■ **STATED PROBLEM**
Return the listing below verbatim. Pictures do not belong in the copy.
++++++++++
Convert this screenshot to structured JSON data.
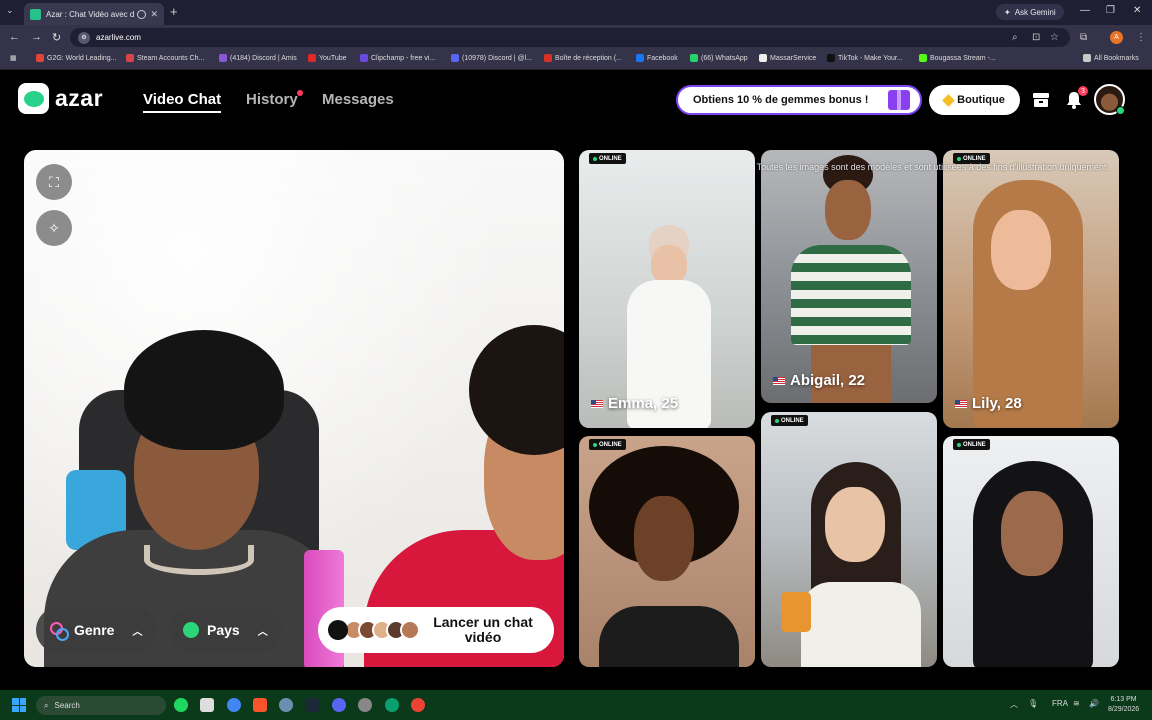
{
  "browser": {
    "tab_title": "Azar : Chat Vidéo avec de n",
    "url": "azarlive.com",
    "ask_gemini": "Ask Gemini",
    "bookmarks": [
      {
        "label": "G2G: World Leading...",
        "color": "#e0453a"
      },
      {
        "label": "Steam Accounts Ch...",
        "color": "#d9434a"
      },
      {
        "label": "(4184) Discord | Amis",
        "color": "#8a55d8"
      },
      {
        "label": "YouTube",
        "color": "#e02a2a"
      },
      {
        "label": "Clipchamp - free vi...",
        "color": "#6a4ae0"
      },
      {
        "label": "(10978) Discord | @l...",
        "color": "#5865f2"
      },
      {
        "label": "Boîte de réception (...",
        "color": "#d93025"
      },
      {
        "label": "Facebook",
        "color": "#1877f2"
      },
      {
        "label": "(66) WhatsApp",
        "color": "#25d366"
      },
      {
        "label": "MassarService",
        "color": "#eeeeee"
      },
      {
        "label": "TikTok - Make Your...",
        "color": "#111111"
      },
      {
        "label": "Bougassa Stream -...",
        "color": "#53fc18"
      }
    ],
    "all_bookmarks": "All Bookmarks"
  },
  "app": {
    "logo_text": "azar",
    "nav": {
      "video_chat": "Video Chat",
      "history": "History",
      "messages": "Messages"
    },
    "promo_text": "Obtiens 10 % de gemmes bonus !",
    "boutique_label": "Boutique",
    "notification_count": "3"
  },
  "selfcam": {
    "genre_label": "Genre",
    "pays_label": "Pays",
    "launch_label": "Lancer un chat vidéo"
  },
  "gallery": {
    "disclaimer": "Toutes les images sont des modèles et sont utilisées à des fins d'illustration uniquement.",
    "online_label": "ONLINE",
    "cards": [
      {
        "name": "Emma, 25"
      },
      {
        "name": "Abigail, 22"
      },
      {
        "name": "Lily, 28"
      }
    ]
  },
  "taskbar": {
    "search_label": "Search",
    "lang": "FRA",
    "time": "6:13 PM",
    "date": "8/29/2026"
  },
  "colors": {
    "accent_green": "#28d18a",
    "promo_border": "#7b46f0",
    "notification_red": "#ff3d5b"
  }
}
++++++++++
■ **SOLUTION TO THIS PROBLEM**
Convert this screenshot to structured JSON data.
{
  "browser": {
    "tab_title": "Azar : Chat Vidéo avec de n",
    "url": "azarlive.com",
    "ask_gemini": "Ask Gemini",
    "bookmarks": [
      {
        "label": "G2G: World Leading...",
        "color": "#e0453a"
      },
      {
        "label": "Steam Accounts Ch...",
        "color": "#d9434a"
      },
      {
        "label": "(4184) Discord | Amis",
        "color": "#8a55d8"
      },
      {
        "label": "YouTube",
        "color": "#e02a2a"
      },
      {
        "label": "Clipchamp - free vi...",
        "color": "#6a4ae0"
      },
      {
        "label": "(10978) Discord | @l...",
        "color": "#5865f2"
      },
      {
        "label": "Boîte de réception (...",
        "color": "#d93025"
      },
      {
        "label": "Facebook",
        "color": "#1877f2"
      },
      {
        "label": "(66) WhatsApp",
        "color": "#25d366"
      },
      {
        "label": "MassarService",
        "color": "#eeeeee"
      },
      {
        "label": "TikTok - Make Your...",
        "color": "#111111"
      },
      {
        "label": "Bougassa Stream -...",
        "color": "#53fc18"
      }
    ],
    "all_bookmarks": "All Bookmarks"
  },
  "app": {
    "logo_text": "azar",
    "nav": {
      "video_chat": "Video Chat",
      "history": "History",
      "messages": "Messages"
    },
    "promo_text": "Obtiens 10 % de gemmes bonus !",
    "boutique_label": "Boutique",
    "notification_count": "3"
  },
  "selfcam": {
    "genre_label": "Genre",
    "pays_label": "Pays",
    "launch_label": "Lancer un chat vidéo"
  },
  "gallery": {
    "disclaimer": "Toutes les images sont des modèles et sont utilisées à des fins d'illustration uniquement.",
    "online_label": "ONLINE",
    "cards": [
      {
        "name": "Emma, 25"
      },
      {
        "name": "Abigail, 22"
      },
      {
        "name": "Lily, 28"
      }
    ]
  },
  "taskbar": {
    "search_label": "Search",
    "lang": "FRA",
    "time": "6:13 PM",
    "date": "8/29/2026"
  },
  "colors": {
    "accent_green": "#28d18a",
    "promo_border": "#7b46f0",
    "notification_red": "#ff3d5b"
  }
}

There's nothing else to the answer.